— Required task —
Leave every picture out and write out the records below exactly.

====== Data in this exercise

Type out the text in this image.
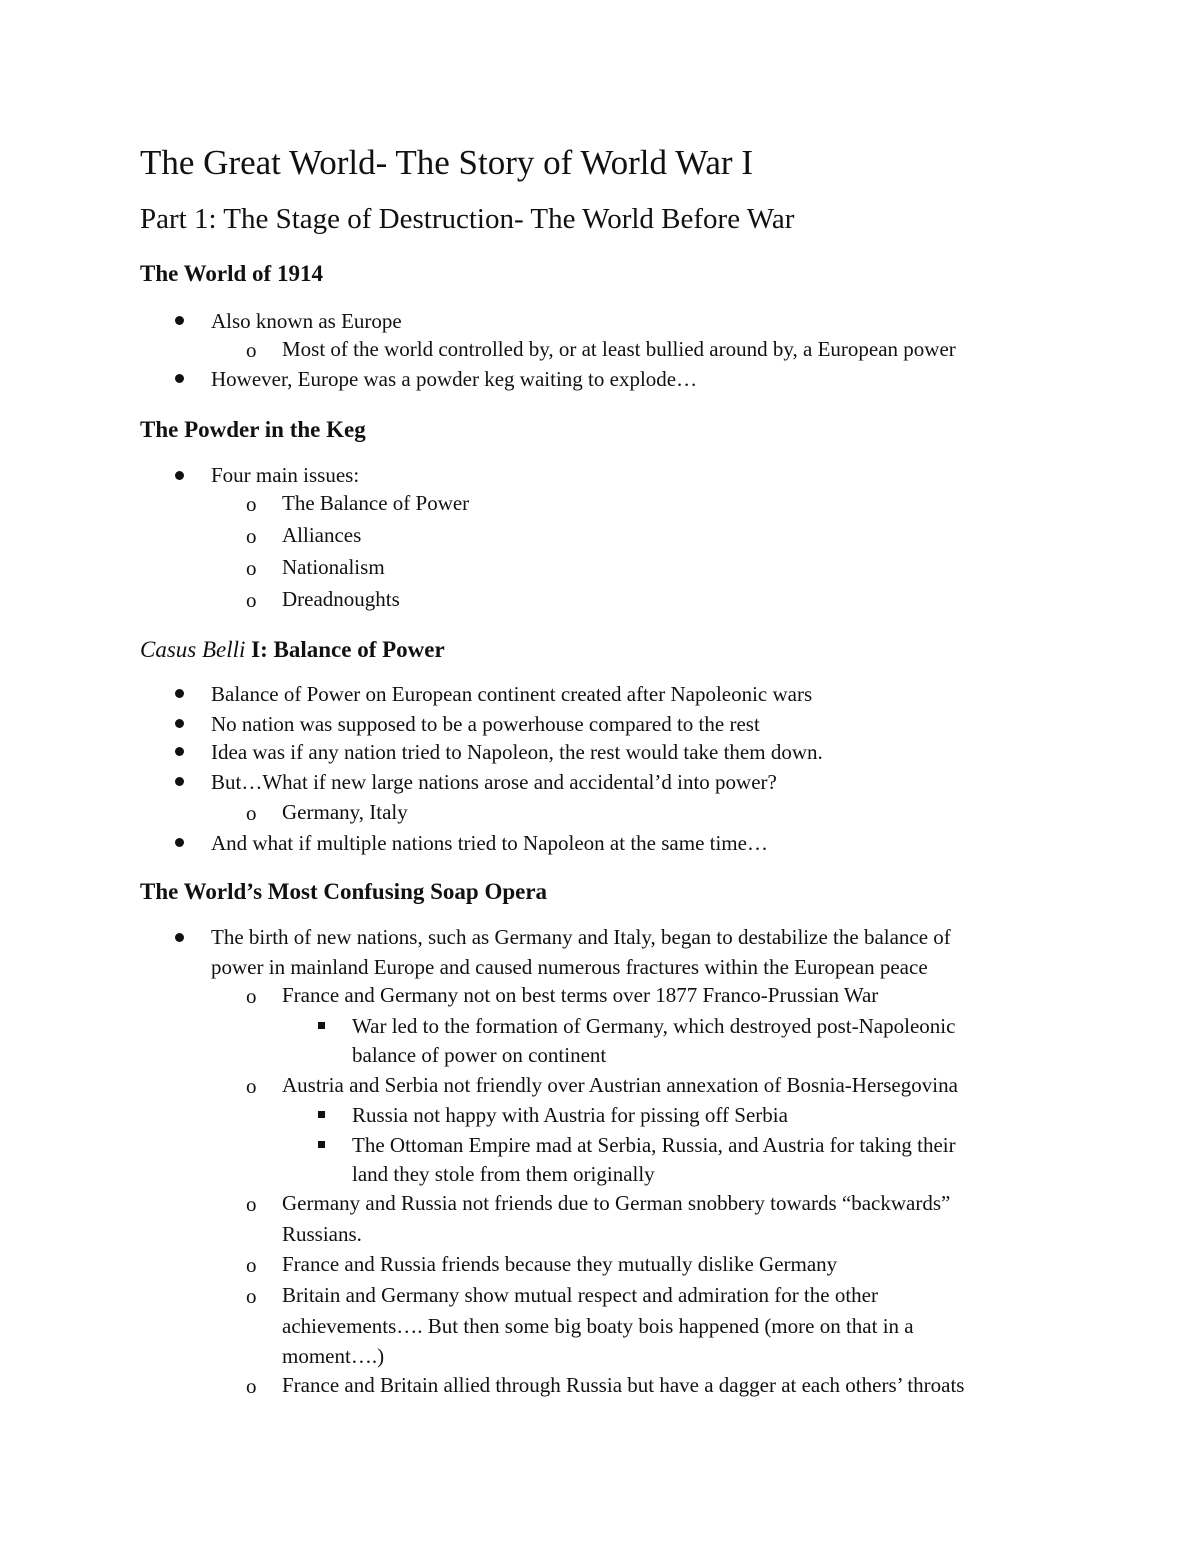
The Great World- The Story of World War I
Part 1: The Stage of Destruction- The World Before War
The World of 1914
Also known as Europe
o Most of the world controlled by, or at least bullied around by, a European power
However, Europe was a powder keg waiting to explode…
The Powder in the Keg
Four main issues:
o The Balance of Power
o Alliances
o Nationalism
o Dreadnoughts
Casus Belli I: Balance of Power
Balance of Power on European continent created after Napoleonic wars
No nation was supposed to be a powerhouse compared to the rest
Idea was if any nation tried to Napoleon, the rest would take them down.
But…What if new large nations arose and accidental’d into power?
o Germany, Italy
And what if multiple nations tried to Napoleon at the same time…
The World’s Most Confusing Soap Opera
The birth of new nations, such as Germany and Italy, began to destabilize the balance of
power in mainland Europe and caused numerous fractures within the European peace
o France and Germany not on best terms over 1877 Franco-Prussian War
War led to the formation of Germany, which destroyed post-Napoleonic
balance of power on continent
o Austria and Serbia not friendly over Austrian annexation of Bosnia-Hersegovina
Russia not happy with Austria for pissing off Serbia
The Ottoman Empire mad at Serbia, Russia, and Austria for taking their
land they stole from them originally
o Germany and Russia not friends due to German snobbery towards “backwards”
Russians.
o France and Russia friends because they mutually dislike Germany
o Britain and Germany show mutual respect and admiration for the other
achievements…. But then some big boaty bois happened (more on that in a
moment….)
o France and Britain allied through Russia but have a dagger at each others’ throats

============

— Worked answer —
Type out the text in this image.
The Great World- The Story of World War I
Part 1: The Stage of Destruction- The World Before War
The World of 1914
Also known as Europe
o Most of the world controlled by, or at least bullied around by, a European power
However, Europe was a powder keg waiting to explode…
The Powder in the Keg
Four main issues:
o The Balance of Power
o Alliances
o Nationalism
o Dreadnoughts
Casus Belli I: Balance of Power
Balance of Power on European continent created after Napoleonic wars
No nation was supposed to be a powerhouse compared to the rest
Idea was if any nation tried to Napoleon, the rest would take them down.
But…What if new large nations arose and accidental’d into power?
o Germany, Italy
And what if multiple nations tried to Napoleon at the same time…
The World’s Most Confusing Soap Opera
The birth of new nations, such as Germany and Italy, began to destabilize the balance of
power in mainland Europe and caused numerous fractures within the European peace
o France and Germany not on best terms over 1877 Franco-Prussian War
War led to the formation of Germany, which destroyed post-Napoleonic
balance of power on continent
o Austria and Serbia not friendly over Austrian annexation of Bosnia-Hersegovina
Russia not happy with Austria for pissing off Serbia
The Ottoman Empire mad at Serbia, Russia, and Austria for taking their
land they stole from them originally
o Germany and Russia not friends due to German snobbery towards “backwards”
Russians.
o France and Russia friends because they mutually dislike Germany
o Britain and Germany show mutual respect and admiration for the other
achievements…. But then some big boaty bois happened (more on that in a
moment….)
o France and Britain allied through Russia but have a dagger at each others’ throats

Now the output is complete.